◆ **What to work on**: Each line that follows should be printed again exactly as it stands.

--*--

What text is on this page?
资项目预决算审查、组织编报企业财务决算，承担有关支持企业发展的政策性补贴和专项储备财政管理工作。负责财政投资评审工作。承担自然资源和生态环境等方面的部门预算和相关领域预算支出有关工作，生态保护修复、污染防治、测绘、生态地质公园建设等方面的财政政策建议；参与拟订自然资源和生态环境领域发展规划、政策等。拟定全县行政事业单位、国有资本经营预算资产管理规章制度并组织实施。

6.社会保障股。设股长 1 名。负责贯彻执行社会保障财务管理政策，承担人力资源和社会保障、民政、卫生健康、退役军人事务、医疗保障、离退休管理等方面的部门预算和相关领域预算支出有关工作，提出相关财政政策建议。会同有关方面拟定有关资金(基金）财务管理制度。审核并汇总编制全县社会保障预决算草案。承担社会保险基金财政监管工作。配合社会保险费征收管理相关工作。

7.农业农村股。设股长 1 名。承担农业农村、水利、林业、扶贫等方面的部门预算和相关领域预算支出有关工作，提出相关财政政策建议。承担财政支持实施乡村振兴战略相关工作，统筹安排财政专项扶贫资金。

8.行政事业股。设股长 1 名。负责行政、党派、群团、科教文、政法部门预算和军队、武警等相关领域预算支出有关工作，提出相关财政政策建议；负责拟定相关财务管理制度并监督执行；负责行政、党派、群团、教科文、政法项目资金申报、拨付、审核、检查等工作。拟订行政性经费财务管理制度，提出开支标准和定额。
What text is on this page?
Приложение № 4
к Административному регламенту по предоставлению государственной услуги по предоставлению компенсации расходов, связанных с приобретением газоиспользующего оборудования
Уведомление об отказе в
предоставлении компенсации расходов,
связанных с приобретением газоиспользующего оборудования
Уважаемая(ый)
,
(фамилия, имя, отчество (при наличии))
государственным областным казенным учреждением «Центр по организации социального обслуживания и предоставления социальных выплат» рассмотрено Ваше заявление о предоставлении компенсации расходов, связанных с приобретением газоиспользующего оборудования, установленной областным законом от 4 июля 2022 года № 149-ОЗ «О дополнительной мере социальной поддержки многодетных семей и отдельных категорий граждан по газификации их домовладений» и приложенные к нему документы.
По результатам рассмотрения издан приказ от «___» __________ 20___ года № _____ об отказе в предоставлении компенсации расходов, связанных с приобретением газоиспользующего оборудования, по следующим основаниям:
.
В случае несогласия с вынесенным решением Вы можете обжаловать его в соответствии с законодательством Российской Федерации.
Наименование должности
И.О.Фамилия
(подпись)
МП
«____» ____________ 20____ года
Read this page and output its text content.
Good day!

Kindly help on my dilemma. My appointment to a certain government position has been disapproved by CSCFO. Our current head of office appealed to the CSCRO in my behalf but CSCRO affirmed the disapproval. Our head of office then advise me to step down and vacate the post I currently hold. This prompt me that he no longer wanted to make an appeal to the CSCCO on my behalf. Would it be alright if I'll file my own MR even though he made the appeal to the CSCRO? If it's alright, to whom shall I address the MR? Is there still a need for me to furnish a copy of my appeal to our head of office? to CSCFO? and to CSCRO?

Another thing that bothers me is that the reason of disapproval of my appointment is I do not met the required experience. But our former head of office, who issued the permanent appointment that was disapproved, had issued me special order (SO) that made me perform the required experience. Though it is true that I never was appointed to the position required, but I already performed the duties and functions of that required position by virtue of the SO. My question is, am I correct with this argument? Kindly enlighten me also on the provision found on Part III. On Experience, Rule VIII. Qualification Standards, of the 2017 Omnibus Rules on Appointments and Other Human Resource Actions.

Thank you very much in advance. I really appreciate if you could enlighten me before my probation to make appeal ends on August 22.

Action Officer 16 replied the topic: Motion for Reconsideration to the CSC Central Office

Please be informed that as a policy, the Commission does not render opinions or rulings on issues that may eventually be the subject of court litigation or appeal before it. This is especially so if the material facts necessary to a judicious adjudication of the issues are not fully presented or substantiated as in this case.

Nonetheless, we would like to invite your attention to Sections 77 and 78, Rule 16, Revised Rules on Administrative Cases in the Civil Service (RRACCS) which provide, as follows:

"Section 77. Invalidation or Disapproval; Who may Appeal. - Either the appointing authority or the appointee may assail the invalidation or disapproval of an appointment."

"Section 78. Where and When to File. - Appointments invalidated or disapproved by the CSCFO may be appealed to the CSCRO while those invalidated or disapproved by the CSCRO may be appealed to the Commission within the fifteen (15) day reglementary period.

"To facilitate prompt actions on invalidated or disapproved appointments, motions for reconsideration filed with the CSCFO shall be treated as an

--*--

◆ **Exercise output**:
What text is on this page?
资项目预决算审查、组织编报企业财务决算，承担有关支持企业发展的政策性补贴和专项储备财政管理工作。负责财政投资评审工作。承担自然资源和生态环境等方面的部门预算和相关领域预算支出有关工作，生态保护修复、污染防治、测绘、生态地质公园建设等方面的财政政策建议；参与拟订自然资源和生态环境领域发展规划、政策等。拟定全县行政事业单位、国有资本经营预算资产管理规章制度并组织实施。

6.社会保障股。设股长 1 名。负责贯彻执行社会保障财务管理政策，承担人力资源和社会保障、民政、卫生健康、退役军人事务、医疗保障、离退休管理等方面的部门预算和相关领域预算支出有关工作，提出相关财政政策建议。会同有关方面拟定有关资金(基金）财务管理制度。审核并汇总编制全县社会保障预决算草案。承担社会保险基金财政监管工作。配合社会保险费征收管理相关工作。

7.农业农村股。设股长 1 名。承担农业农村、水利、林业、扶贫等方面的部门预算和相关领域预算支出有关工作，提出相关财政政策建议。承担财政支持实施乡村振兴战略相关工作，统筹安排财政专项扶贫资金。

8.行政事业股。设股长 1 名。负责行政、党派、群团、科教文、政法部门预算和军队、武警等相关领域预算支出有关工作，提出相关财政政策建议；负责拟定相关财务管理制度并监督执行；负责行政、党派、群团、教科文、政法项目资金申报、拨付、审核、检查等工作。拟订行政性经费财务管理制度，提出开支标准和定额。
What text is on this page?
Приложение № 4
к Административному регламенту по предоставлению государственной услуги по предоставлению компенсации расходов, связанных с приобретением газоиспользующего оборудования
Уведомление об отказе в
предоставлении компенсации расходов,
связанных с приобретением газоиспользующего оборудования
Уважаемая(ый)
,
(фамилия, имя, отчество (при наличии))
государственным областным казенным учреждением «Центр по организации социального обслуживания и предоставления социальных выплат» рассмотрено Ваше заявление о предоставлении компенсации расходов, связанных с приобретением газоиспользующего оборудования, установленной областным законом от 4 июля 2022 года № 149-ОЗ «О дополнительной мере социальной поддержки многодетных семей и отдельных категорий граждан по газификации их домовладений» и приложенные к нему документы.
По результатам рассмотрения издан приказ от «___» __________ 20___ года № _____ об отказе в предоставлении компенсации расходов, связанных с приобретением газоиспользующего оборудования, по следующим основаниям:
.
В случае несогласия с вынесенным решением Вы можете обжаловать его в соответствии с законодательством Российской Федерации.
Наименование должности
И.О.Фамилия
(подпись)
МП
«____» ____________ 20____ года
Read this page and output its text content.
Good day!

Kindly help on my dilemma. My appointment to a certain government position has been disapproved by CSCFO. Our current head of office appealed to the CSCRO in my behalf but CSCRO affirmed the disapproval. Our head of office then advise me to step down and vacate the post I currently hold. This prompt me that he no longer wanted to make an appeal to the CSCCO on my behalf. Would it be alright if I'll file my own MR even though he made the appeal to the CSCRO? If it's alright, to whom shall I address the MR? Is there still a need for me to furnish a copy of my appeal to our head of office? to CSCFO? and to CSCRO?

Another thing that bothers me is that the reason of disapproval of my appointment is I do not met the required experience. But our former head of office, who issued the permanent appointment that was disapproved, had issued me special order (SO) that made me perform the required experience. Though it is true that I never was appointed to the position required, but I already performed the duties and functions of that required position by virtue of the SO. My question is, am I correct with this argument? Kindly enlighten me also on the provision found on Part III. On Experience, Rule VIII. Qualification Standards, of the 2017 Omnibus Rules on Appointments and Other Human Resource Actions.

Thank you very much in advance. I really appreciate if you could enlighten me before my probation to make appeal ends on August 22.

Action Officer 16 replied the topic: Motion for Reconsideration to the CSC Central Office

Please be informed that as a policy, the Commission does not render opinions or rulings on issues that may eventually be the subject of court litigation or appeal before it. This is especially so if the material facts necessary to a judicious adjudication of the issues are not fully presented or substantiated as in this case.

Nonetheless, we would like to invite your attention to Sections 77 and 78, Rule 16, Revised Rules on Administrative Cases in the Civil Service (RRACCS) which provide, as follows:

"Section 77. Invalidation or Disapproval; Who may Appeal. - Either the appointing authority or the appointee may assail the invalidation or disapproval of an appointment."

"Section 78. Where and When to File. - Appointments invalidated or disapproved by the CSCFO may be appealed to the CSCRO while those invalidated or disapproved by the CSCRO may be appealed to the Commission within the fifteen (15) day reglementary period.

"To facilitate prompt actions on invalidated or disapproved appointments, motions for reconsideration filed with the CSCFO shall be treated as an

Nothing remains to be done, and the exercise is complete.